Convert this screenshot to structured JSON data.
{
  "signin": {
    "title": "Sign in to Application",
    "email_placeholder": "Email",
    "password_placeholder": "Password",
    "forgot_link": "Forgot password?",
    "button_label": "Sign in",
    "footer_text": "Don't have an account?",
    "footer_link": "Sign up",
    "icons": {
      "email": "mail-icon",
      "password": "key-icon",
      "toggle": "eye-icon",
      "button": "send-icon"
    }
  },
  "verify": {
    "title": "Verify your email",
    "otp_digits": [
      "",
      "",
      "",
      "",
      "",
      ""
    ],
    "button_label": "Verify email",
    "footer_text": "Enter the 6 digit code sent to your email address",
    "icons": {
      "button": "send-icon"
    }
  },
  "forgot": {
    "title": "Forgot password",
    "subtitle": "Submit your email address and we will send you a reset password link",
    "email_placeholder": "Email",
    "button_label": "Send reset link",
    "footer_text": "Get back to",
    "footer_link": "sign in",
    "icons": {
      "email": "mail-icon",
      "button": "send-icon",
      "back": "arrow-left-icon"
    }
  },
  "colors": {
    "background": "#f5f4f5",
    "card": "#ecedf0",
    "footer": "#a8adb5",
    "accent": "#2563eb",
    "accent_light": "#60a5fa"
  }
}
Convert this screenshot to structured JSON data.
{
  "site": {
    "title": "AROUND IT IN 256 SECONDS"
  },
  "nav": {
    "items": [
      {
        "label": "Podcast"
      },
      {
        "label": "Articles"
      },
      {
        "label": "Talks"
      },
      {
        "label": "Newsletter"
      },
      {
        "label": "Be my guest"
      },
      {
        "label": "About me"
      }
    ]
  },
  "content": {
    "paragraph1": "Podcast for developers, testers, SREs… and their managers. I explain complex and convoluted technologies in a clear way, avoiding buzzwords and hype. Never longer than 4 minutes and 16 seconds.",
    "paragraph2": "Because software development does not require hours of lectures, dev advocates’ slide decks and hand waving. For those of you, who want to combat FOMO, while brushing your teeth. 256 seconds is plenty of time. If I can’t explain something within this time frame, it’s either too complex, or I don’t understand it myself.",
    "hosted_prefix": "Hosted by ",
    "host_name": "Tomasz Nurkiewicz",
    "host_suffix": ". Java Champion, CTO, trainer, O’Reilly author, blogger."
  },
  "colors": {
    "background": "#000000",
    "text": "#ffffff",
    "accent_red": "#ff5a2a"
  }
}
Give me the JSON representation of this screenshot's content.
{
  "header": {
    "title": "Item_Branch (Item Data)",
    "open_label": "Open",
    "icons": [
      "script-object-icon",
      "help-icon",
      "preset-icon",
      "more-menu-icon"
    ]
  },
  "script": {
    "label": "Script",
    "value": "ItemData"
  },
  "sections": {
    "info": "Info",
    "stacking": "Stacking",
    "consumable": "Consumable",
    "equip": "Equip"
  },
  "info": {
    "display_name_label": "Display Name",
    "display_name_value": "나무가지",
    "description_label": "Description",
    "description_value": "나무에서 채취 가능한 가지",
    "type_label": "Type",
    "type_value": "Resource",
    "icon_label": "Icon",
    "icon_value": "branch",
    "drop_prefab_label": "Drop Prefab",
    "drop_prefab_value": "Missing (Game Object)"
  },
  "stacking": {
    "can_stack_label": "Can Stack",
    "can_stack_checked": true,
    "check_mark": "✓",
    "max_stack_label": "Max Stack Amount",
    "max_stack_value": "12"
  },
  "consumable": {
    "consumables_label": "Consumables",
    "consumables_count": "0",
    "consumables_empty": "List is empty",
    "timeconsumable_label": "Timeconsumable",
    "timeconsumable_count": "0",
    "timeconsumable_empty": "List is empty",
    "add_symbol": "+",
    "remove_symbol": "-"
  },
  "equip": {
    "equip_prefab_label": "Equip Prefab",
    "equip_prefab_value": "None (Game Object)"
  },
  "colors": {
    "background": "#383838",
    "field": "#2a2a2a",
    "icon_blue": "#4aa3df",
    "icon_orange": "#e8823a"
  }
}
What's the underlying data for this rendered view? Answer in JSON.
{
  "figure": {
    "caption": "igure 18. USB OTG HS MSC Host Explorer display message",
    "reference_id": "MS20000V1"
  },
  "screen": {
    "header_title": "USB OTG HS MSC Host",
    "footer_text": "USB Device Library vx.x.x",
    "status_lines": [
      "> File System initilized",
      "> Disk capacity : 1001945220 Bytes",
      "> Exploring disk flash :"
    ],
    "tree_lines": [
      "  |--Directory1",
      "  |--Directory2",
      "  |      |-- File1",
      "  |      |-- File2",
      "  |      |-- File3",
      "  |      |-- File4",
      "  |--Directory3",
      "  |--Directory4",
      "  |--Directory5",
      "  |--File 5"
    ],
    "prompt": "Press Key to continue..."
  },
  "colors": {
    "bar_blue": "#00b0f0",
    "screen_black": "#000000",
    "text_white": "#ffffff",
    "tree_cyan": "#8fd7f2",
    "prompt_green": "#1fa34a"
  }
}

• • • • • • •

▸ Written instruction: Show the lines of the records that include the string "empty".

▸ Answer for this exercise:
    "consumables_empty": "List is empty",
    "timeconsumable_empty": "List is empty",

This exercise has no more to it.